++++ SUPPLIED MATERIAL
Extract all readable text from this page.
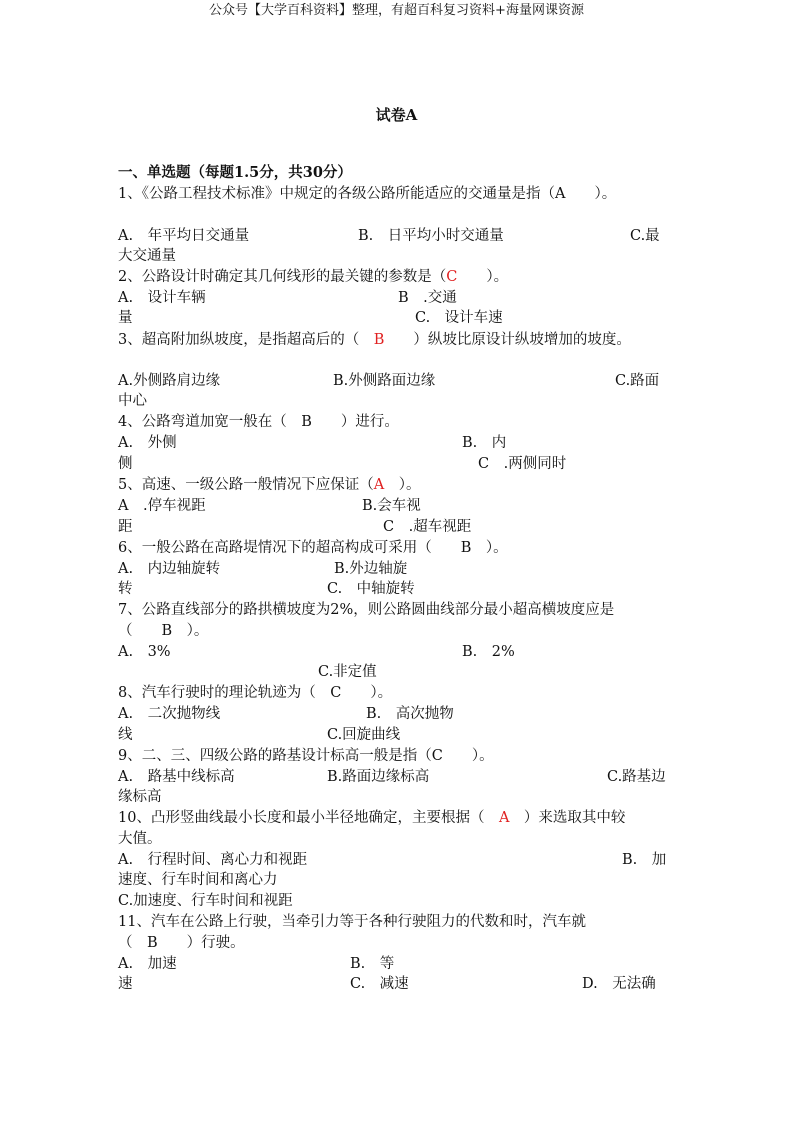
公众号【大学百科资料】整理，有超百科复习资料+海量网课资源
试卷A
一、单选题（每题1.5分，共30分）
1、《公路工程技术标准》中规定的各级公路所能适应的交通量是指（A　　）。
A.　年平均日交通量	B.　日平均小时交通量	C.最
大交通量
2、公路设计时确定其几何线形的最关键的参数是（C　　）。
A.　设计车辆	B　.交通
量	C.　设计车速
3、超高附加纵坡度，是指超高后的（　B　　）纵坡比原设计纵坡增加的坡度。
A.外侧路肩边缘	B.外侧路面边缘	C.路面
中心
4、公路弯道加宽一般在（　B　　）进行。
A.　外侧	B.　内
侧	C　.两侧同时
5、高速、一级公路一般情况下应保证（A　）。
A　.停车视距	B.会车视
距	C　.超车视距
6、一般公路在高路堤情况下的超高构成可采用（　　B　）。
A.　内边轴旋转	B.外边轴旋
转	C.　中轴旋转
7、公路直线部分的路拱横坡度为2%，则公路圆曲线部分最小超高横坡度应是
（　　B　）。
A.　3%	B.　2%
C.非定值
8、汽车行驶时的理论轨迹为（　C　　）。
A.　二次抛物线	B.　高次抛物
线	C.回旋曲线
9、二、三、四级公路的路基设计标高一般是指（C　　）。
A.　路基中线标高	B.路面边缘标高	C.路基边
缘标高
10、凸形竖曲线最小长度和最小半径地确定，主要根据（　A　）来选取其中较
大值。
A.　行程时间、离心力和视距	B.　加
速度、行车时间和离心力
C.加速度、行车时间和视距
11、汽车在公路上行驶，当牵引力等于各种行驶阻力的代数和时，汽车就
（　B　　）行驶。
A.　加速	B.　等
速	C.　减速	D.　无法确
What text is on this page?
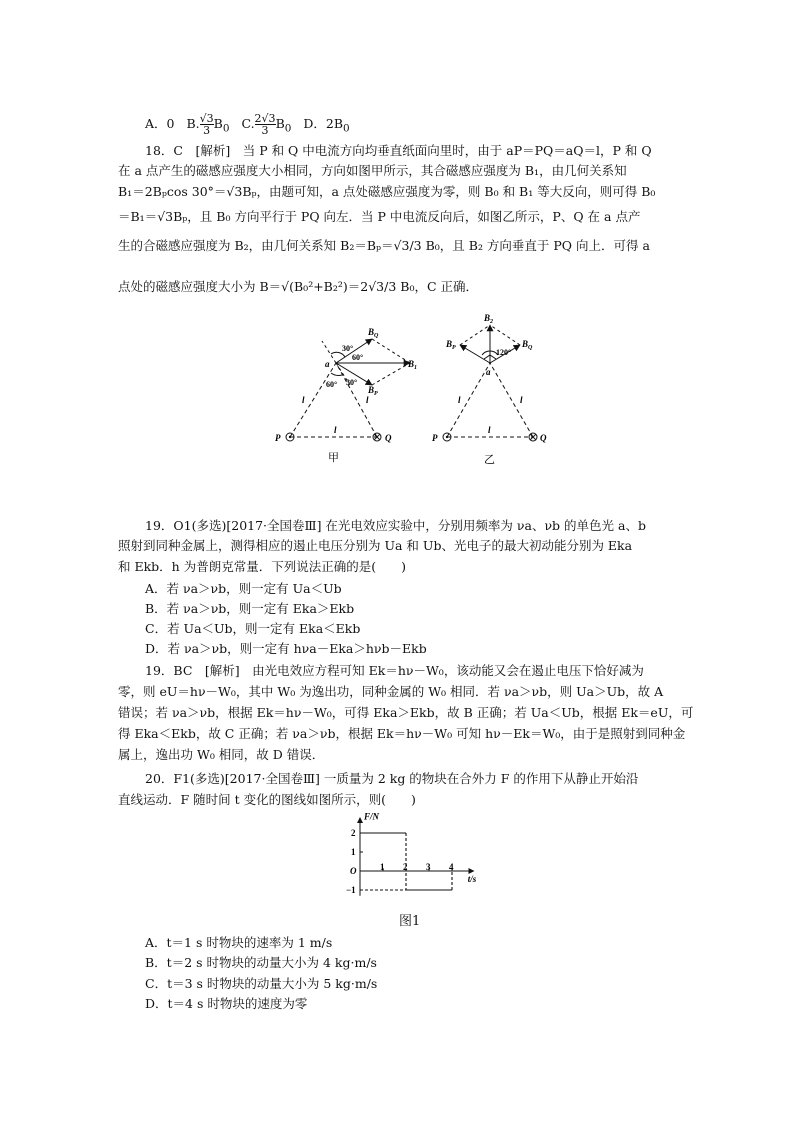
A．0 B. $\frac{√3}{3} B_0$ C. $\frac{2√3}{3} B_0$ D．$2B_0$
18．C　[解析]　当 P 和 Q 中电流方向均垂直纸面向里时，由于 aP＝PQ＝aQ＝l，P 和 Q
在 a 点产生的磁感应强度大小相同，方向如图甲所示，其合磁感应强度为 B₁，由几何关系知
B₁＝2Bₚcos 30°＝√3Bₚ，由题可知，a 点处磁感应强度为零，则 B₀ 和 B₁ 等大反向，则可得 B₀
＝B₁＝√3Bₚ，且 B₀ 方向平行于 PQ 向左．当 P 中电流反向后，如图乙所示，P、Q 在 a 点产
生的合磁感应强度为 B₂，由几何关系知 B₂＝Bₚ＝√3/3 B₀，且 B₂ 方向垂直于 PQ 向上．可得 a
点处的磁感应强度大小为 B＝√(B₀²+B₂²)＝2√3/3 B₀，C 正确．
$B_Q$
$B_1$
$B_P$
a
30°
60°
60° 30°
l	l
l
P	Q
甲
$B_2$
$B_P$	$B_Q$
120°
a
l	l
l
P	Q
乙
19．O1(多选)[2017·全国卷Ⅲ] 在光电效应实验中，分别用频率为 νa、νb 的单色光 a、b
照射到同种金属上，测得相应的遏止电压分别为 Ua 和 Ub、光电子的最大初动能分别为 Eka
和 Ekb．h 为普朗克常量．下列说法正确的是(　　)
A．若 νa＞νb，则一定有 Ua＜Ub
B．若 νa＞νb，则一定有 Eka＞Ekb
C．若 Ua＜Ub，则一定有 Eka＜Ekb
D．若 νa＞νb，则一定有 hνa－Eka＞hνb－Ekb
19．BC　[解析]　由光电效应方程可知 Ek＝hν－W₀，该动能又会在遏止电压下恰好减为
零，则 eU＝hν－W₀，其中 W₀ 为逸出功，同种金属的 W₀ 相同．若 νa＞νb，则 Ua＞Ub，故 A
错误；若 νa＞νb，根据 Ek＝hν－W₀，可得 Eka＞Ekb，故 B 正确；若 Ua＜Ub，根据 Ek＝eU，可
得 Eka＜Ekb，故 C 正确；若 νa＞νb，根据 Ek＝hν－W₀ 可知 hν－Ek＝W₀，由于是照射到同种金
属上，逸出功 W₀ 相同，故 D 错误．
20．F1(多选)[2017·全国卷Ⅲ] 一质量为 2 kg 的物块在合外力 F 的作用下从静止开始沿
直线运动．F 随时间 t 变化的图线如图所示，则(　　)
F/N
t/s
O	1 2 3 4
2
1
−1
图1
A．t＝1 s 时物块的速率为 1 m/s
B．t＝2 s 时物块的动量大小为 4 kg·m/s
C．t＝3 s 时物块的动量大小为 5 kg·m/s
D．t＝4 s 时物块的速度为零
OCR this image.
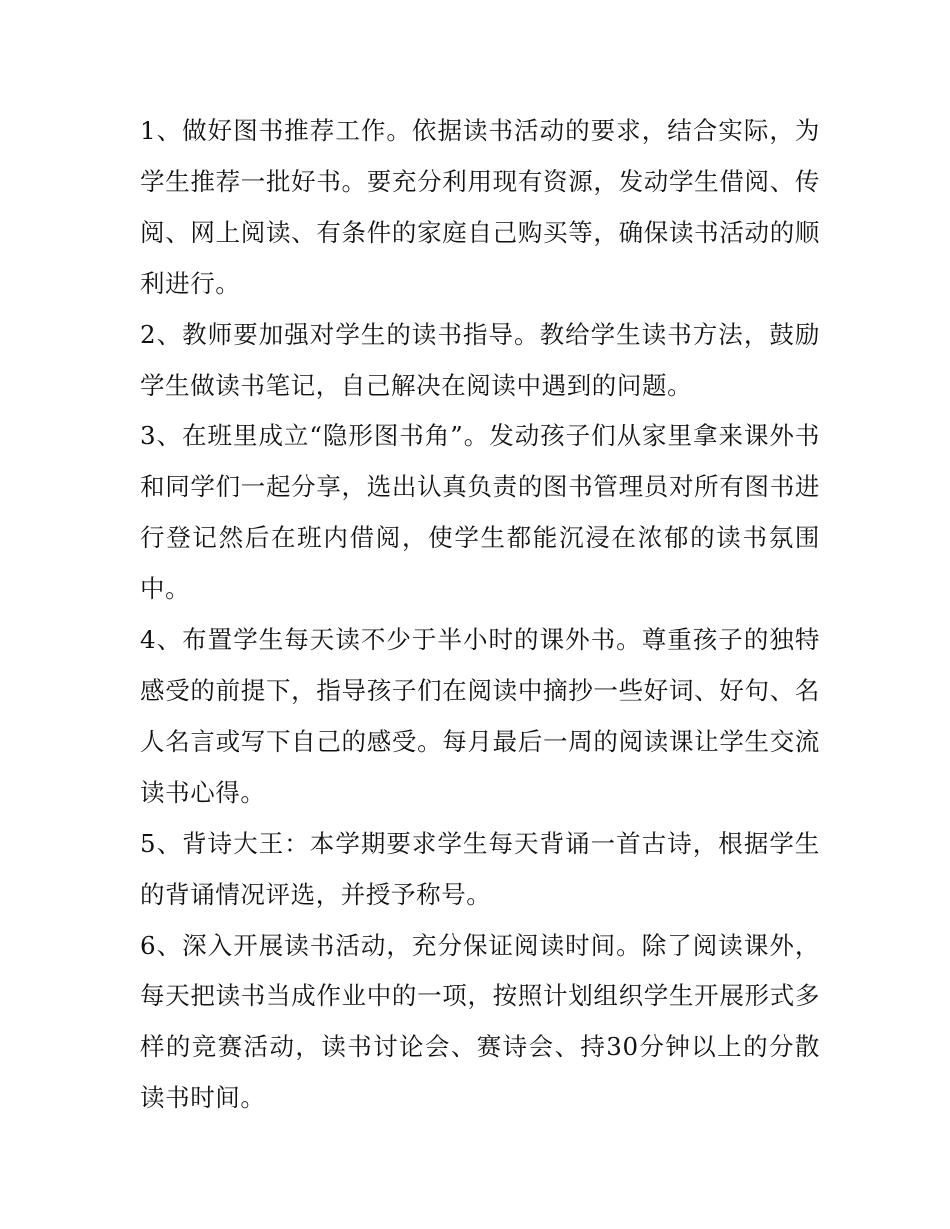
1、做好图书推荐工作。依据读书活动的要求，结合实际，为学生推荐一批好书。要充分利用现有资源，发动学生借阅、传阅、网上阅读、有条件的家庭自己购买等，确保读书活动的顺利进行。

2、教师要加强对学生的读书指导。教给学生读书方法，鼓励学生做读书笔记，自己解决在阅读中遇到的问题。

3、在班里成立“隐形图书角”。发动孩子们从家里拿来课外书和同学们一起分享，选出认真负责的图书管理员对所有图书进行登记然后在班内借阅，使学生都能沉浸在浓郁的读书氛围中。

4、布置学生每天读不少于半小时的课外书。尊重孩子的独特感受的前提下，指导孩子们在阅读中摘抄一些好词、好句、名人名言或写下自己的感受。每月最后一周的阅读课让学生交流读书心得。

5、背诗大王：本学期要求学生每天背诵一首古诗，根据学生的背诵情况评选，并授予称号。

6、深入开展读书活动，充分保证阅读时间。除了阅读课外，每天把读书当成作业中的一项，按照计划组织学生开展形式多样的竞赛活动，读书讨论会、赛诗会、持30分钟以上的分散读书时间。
++++++++
PROBLEM TO SOLVE: Using the data above, copy each line that contains "this".

WRITTEN RESPONSE:
Extract all readable text from this page.
What text is on this page?
OCR this image.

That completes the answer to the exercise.